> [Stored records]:
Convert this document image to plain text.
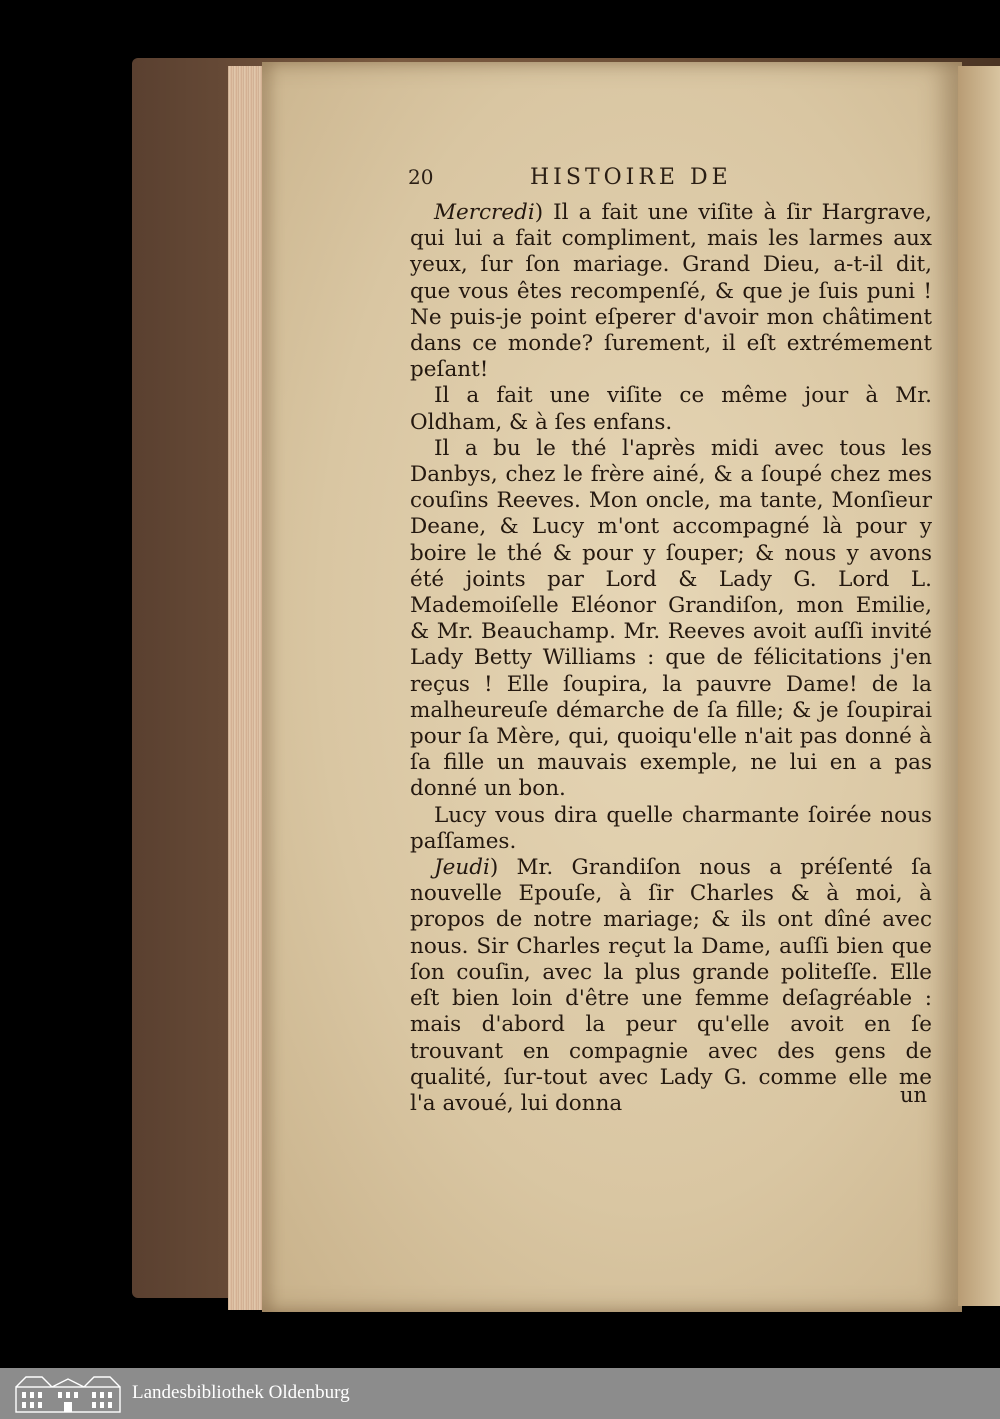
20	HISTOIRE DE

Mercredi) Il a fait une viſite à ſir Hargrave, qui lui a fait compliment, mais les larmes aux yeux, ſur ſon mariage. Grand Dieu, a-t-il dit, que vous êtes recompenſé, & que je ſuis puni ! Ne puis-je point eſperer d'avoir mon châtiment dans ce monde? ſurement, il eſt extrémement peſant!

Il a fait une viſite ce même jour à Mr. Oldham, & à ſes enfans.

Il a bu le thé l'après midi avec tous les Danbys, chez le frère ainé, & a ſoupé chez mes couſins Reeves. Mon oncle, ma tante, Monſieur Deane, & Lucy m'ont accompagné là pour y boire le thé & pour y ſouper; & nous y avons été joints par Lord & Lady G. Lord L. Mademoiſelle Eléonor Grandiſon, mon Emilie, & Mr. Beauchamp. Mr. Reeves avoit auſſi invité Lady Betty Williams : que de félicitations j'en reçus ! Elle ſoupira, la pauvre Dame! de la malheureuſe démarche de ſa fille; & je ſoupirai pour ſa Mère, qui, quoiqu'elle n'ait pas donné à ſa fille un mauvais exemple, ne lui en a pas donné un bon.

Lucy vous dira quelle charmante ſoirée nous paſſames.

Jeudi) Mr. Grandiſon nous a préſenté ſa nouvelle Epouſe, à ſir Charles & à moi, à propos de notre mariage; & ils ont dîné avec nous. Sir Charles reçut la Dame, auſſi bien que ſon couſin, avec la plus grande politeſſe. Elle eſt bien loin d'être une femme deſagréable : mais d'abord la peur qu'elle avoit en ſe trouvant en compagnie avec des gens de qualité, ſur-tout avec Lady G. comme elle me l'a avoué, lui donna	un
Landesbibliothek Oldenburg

> [Aim]: Write the listing out a second time exactly, dropping all images.

> [Result of this exercise]:
Convert this document image to plain text.
20	HISTOIRE DE

Mercredi) Il a fait une viſite à ſir Hargrave, qui lui a fait compliment, mais les larmes aux yeux, ſur ſon mariage. Grand Dieu, a-t-il dit, que vous êtes recompenſé, & que je ſuis puni ! Ne puis-je point eſperer d'avoir mon châtiment dans ce monde? ſurement, il eſt extrémement peſant!

Il a fait une viſite ce même jour à Mr. Oldham, & à ſes enfans.

Il a bu le thé l'après midi avec tous les Danbys, chez le frère ainé, & a ſoupé chez mes couſins Reeves. Mon oncle, ma tante, Monſieur Deane, & Lucy m'ont accompagné là pour y boire le thé & pour y ſouper; & nous y avons été joints par Lord & Lady G. Lord L. Mademoiſelle Eléonor Grandiſon, mon Emilie, & Mr. Beauchamp. Mr. Reeves avoit auſſi invité Lady Betty Williams : que de félicitations j'en reçus ! Elle ſoupira, la pauvre Dame! de la malheureuſe démarche de ſa fille; & je ſoupirai pour ſa Mère, qui, quoiqu'elle n'ait pas donné à ſa fille un mauvais exemple, ne lui en a pas donné un bon.

Lucy vous dira quelle charmante ſoirée nous paſſames.

Jeudi) Mr. Grandiſon nous a préſenté ſa nouvelle Epouſe, à ſir Charles & à moi, à propos de notre mariage; & ils ont dîné avec nous. Sir Charles reçut la Dame, auſſi bien que ſon couſin, avec la plus grande politeſſe. Elle eſt bien loin d'être une femme deſagréable : mais d'abord la peur qu'elle avoit en ſe trouvant en compagnie avec des gens de qualité, ſur-tout avec Lady G. comme elle me l'a avoué, lui donna	un
Landesbibliothek Oldenburg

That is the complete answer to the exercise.